>> Begin MATERIAL SUPPLIED

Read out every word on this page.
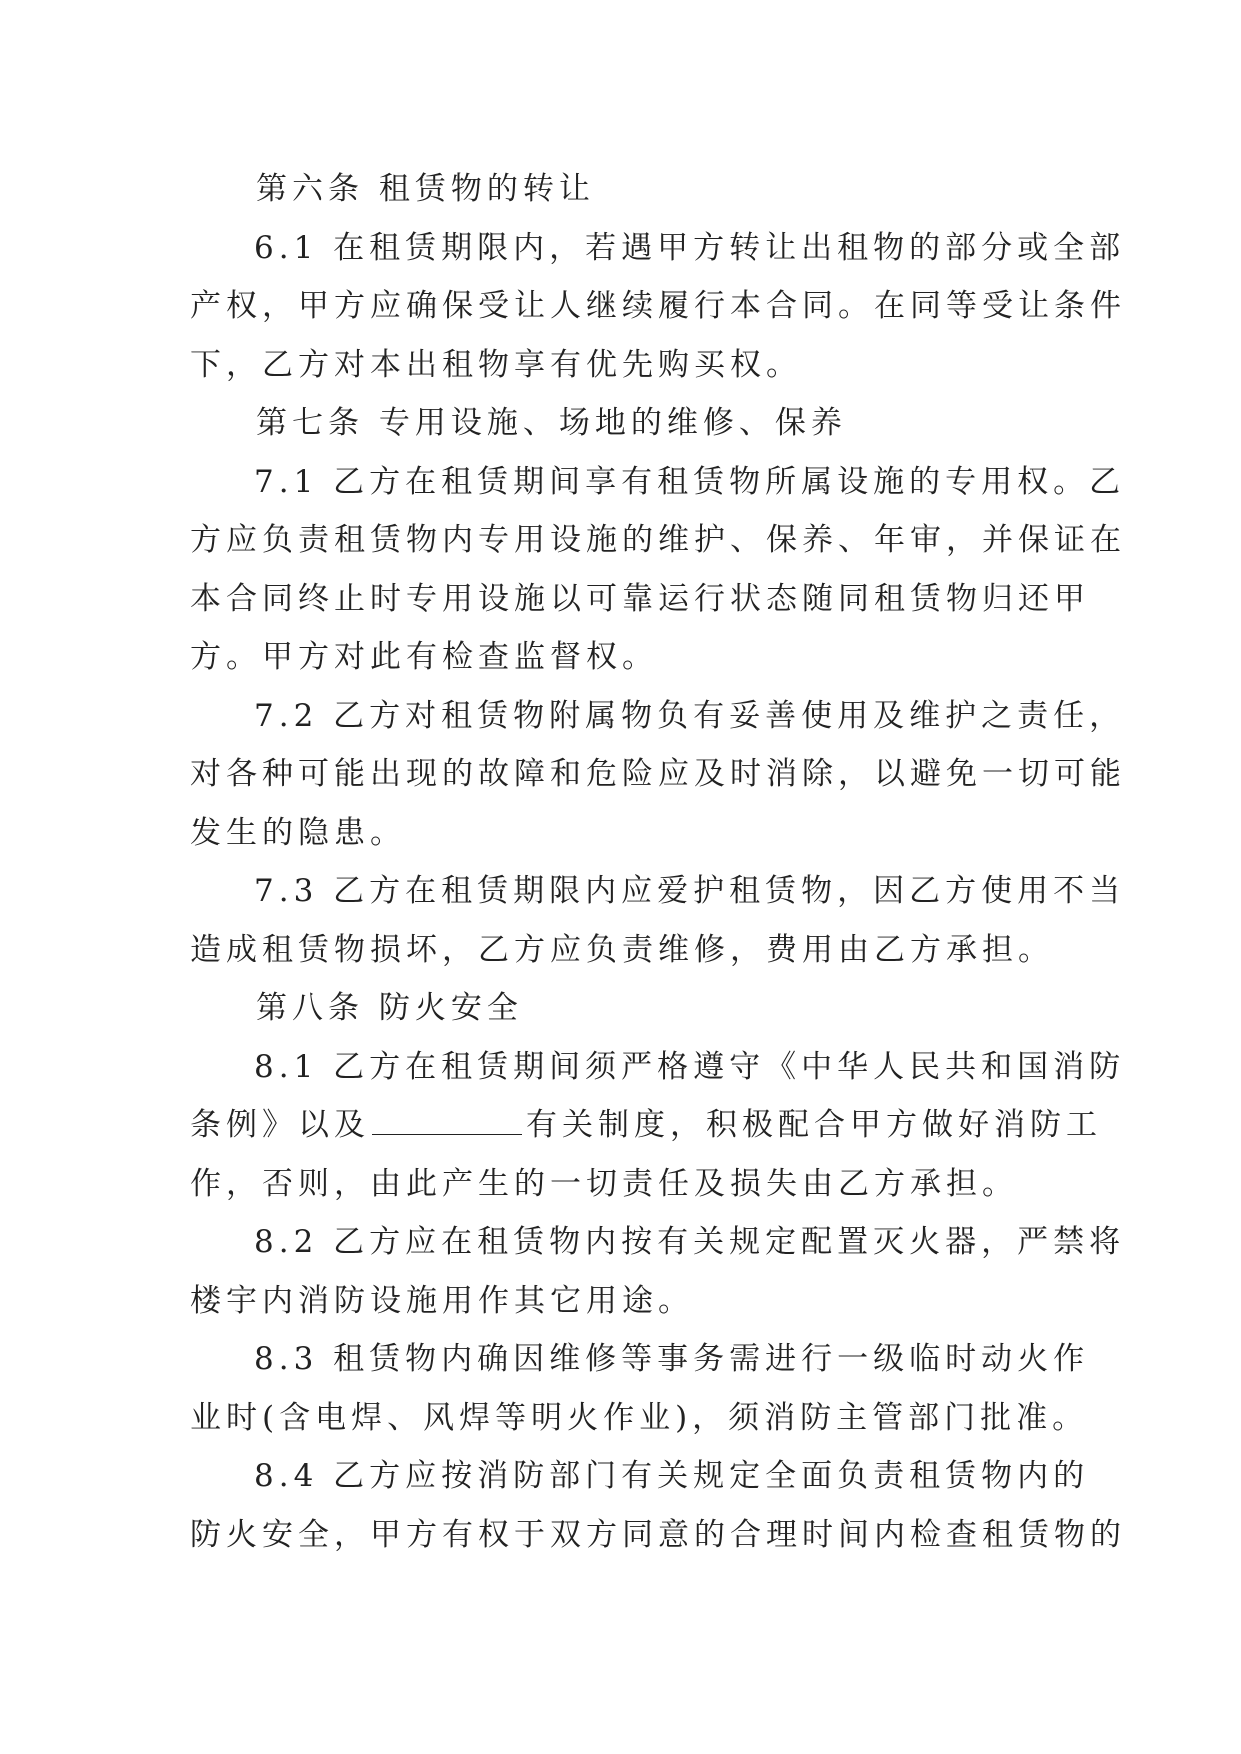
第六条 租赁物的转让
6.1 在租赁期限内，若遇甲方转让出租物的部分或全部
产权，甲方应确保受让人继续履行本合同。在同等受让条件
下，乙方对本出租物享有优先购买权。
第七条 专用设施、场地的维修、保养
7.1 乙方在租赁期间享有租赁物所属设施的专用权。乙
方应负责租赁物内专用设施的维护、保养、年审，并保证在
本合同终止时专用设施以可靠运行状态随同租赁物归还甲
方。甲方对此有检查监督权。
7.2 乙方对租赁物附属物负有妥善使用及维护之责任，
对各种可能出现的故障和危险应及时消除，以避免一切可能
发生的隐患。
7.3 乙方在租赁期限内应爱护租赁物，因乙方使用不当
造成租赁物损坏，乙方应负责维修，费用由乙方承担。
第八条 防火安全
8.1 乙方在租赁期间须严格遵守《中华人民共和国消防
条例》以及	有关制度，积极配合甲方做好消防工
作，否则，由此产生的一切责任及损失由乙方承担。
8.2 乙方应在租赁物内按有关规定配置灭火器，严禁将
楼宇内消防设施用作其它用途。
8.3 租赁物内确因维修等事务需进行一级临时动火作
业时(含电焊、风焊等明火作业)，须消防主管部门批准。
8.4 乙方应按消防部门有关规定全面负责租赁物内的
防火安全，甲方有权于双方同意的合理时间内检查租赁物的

>> End MATERIAL SUPPLIED

▶ **AIM**
Do not copy the pictures, but repeat every line exactly.

▶ **FINISHED ANSWER**
Read out every word on this page.
第六条 租赁物的转让
6.1 在租赁期限内，若遇甲方转让出租物的部分或全部
产权，甲方应确保受让人继续履行本合同。在同等受让条件
下，乙方对本出租物享有优先购买权。
第七条 专用设施、场地的维修、保养
7.1 乙方在租赁期间享有租赁物所属设施的专用权。乙
方应负责租赁物内专用设施的维护、保养、年审，并保证在
本合同终止时专用设施以可靠运行状态随同租赁物归还甲
方。甲方对此有检查监督权。
7.2 乙方对租赁物附属物负有妥善使用及维护之责任，
对各种可能出现的故障和危险应及时消除，以避免一切可能
发生的隐患。
7.3 乙方在租赁期限内应爱护租赁物，因乙方使用不当
造成租赁物损坏，乙方应负责维修，费用由乙方承担。
第八条 防火安全
8.1 乙方在租赁期间须严格遵守《中华人民共和国消防
条例》以及	有关制度，积极配合甲方做好消防工
作，否则，由此产生的一切责任及损失由乙方承担。
8.2 乙方应在租赁物内按有关规定配置灭火器，严禁将
楼宇内消防设施用作其它用途。
8.3 租赁物内确因维修等事务需进行一级临时动火作
业时(含电焊、风焊等明火作业)，须消防主管部门批准。
8.4 乙方应按消防部门有关规定全面负责租赁物内的
防火安全，甲方有权于双方同意的合理时间内检查租赁物的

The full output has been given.